• _DATA_

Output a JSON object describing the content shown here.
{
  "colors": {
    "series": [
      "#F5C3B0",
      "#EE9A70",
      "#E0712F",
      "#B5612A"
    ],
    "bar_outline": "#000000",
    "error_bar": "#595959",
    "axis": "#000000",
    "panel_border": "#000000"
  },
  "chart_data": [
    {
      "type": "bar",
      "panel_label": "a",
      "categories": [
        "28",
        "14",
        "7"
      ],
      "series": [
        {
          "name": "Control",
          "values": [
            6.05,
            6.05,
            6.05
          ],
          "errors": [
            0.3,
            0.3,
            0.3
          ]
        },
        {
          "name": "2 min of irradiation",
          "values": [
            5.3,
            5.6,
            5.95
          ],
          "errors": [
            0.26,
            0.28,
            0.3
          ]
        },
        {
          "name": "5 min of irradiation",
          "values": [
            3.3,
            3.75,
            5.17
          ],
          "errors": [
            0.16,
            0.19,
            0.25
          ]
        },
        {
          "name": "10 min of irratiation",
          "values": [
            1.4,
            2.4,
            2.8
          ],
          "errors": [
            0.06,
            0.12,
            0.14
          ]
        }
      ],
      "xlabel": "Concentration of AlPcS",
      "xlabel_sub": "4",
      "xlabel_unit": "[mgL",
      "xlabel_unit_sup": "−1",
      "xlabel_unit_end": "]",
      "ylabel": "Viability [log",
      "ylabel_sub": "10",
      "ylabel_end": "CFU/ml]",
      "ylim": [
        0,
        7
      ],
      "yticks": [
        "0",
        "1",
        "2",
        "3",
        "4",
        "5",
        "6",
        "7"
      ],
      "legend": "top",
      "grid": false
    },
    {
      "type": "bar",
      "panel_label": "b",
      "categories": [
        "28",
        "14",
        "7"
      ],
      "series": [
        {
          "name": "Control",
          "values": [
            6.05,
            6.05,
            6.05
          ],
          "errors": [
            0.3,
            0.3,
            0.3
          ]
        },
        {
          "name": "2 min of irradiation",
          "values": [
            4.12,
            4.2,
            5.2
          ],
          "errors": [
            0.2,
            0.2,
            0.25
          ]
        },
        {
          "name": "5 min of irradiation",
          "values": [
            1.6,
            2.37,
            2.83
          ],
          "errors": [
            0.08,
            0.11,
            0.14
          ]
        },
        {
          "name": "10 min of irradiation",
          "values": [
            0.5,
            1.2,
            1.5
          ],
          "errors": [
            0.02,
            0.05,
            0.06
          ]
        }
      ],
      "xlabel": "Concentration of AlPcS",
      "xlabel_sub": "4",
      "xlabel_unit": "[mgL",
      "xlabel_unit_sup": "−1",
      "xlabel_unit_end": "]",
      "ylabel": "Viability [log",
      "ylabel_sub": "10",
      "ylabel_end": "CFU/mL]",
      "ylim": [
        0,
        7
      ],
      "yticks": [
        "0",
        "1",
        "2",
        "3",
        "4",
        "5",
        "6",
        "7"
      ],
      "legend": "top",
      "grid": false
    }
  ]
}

• _WRITTEN TASK_
Write the data out again in full and exactly.

• _COMPLETE OUTPUT_
Output a JSON object describing the content shown here.
{
  "colors": {
    "series": [
      "#F5C3B0",
      "#EE9A70",
      "#E0712F",
      "#B5612A"
    ],
    "bar_outline": "#000000",
    "error_bar": "#595959",
    "axis": "#000000",
    "panel_border": "#000000"
  },
  "chart_data": [
    {
      "type": "bar",
      "panel_label": "a",
      "categories": [
        "28",
        "14",
        "7"
      ],
      "series": [
        {
          "name": "Control",
          "values": [
            6.05,
            6.05,
            6.05
          ],
          "errors": [
            0.3,
            0.3,
            0.3
          ]
        },
        {
          "name": "2 min of irradiation",
          "values": [
            5.3,
            5.6,
            5.95
          ],
          "errors": [
            0.26,
            0.28,
            0.3
          ]
        },
        {
          "name": "5 min of irradiation",
          "values": [
            3.3,
            3.75,
            5.17
          ],
          "errors": [
            0.16,
            0.19,
            0.25
          ]
        },
        {
          "name": "10 min of irratiation",
          "values": [
            1.4,
            2.4,
            2.8
          ],
          "errors": [
            0.06,
            0.12,
            0.14
          ]
        }
      ],
      "xlabel": "Concentration of AlPcS",
      "xlabel_sub": "4",
      "xlabel_unit": "[mgL",
      "xlabel_unit_sup": "−1",
      "xlabel_unit_end": "]",
      "ylabel": "Viability [log",
      "ylabel_sub": "10",
      "ylabel_end": "CFU/ml]",
      "ylim": [
        0,
        7
      ],
      "yticks": [
        "0",
        "1",
        "2",
        "3",
        "4",
        "5",
        "6",
        "7"
      ],
      "legend": "top",
      "grid": false
    },
    {
      "type": "bar",
      "panel_label": "b",
      "categories": [
        "28",
        "14",
        "7"
      ],
      "series": [
        {
          "name": "Control",
          "values": [
            6.05,
            6.05,
            6.05
          ],
          "errors": [
            0.3,
            0.3,
            0.3
          ]
        },
        {
          "name": "2 min of irradiation",
          "values": [
            4.12,
            4.2,
            5.2
          ],
          "errors": [
            0.2,
            0.2,
            0.25
          ]
        },
        {
          "name": "5 min of irradiation",
          "values": [
            1.6,
            2.37,
            2.83
          ],
          "errors": [
            0.08,
            0.11,
            0.14
          ]
        },
        {
          "name": "10 min of irradiation",
          "values": [
            0.5,
            1.2,
            1.5
          ],
          "errors": [
            0.02,
            0.05,
            0.06
          ]
        }
      ],
      "xlabel": "Concentration of AlPcS",
      "xlabel_sub": "4",
      "xlabel_unit": "[mgL",
      "xlabel_unit_sup": "−1",
      "xlabel_unit_end": "]",
      "ylabel": "Viability [log",
      "ylabel_sub": "10",
      "ylabel_end": "CFU/mL]",
      "ylim": [
        0,
        7
      ],
      "yticks": [
        "0",
        "1",
        "2",
        "3",
        "4",
        "5",
        "6",
        "7"
      ],
      "legend": "top",
      "grid": false
    }
  ]
}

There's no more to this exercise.